Exercise instructions: Copy out each line that has "Окружной" in it.

═════ Material for this exercise ═════

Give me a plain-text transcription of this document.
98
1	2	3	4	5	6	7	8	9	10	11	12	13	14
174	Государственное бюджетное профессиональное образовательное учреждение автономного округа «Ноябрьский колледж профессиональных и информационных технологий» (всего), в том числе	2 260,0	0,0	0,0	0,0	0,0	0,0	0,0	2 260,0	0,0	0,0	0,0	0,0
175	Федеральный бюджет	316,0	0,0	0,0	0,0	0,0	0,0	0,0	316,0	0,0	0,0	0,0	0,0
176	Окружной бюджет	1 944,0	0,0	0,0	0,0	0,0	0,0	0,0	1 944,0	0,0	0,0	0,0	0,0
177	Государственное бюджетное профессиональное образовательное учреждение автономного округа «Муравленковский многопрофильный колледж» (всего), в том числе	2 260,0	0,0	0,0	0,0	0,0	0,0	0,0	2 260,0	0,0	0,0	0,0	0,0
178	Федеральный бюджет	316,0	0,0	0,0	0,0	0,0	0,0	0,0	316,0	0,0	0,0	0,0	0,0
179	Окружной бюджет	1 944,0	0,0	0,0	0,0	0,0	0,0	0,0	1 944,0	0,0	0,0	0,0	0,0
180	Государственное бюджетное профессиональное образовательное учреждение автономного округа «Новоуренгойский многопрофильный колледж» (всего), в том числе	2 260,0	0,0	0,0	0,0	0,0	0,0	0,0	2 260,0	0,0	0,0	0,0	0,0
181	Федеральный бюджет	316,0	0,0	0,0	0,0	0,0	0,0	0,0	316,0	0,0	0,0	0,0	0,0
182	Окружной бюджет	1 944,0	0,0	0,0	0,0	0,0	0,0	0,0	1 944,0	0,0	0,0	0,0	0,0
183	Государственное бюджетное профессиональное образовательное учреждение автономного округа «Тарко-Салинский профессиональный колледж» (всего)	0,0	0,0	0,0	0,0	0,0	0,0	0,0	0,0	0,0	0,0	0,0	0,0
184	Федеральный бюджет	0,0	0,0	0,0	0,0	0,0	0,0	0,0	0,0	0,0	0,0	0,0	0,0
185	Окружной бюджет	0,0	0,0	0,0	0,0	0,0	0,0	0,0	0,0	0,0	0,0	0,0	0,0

═════

Answer to this task:
176	Окружной бюджет	1 944,0	0,0	0,0	0,0	0,0	0,0	0,0	1 944,0	0,0	0,0	0,0	0,0
179	Окружной бюджет	1 944,0	0,0	0,0	0,0	0,0	0,0	0,0	1 944,0	0,0	0,0	0,0	0,0
182	Окружной бюджет	1 944,0	0,0	0,0	0,0	0,0	0,0	0,0	1 944,0	0,0	0,0	0,0	0,0
185	Окружной бюджет	0,0	0,0	0,0	0,0	0,0	0,0	0,0	0,0	0,0	0,0	0,0	0,0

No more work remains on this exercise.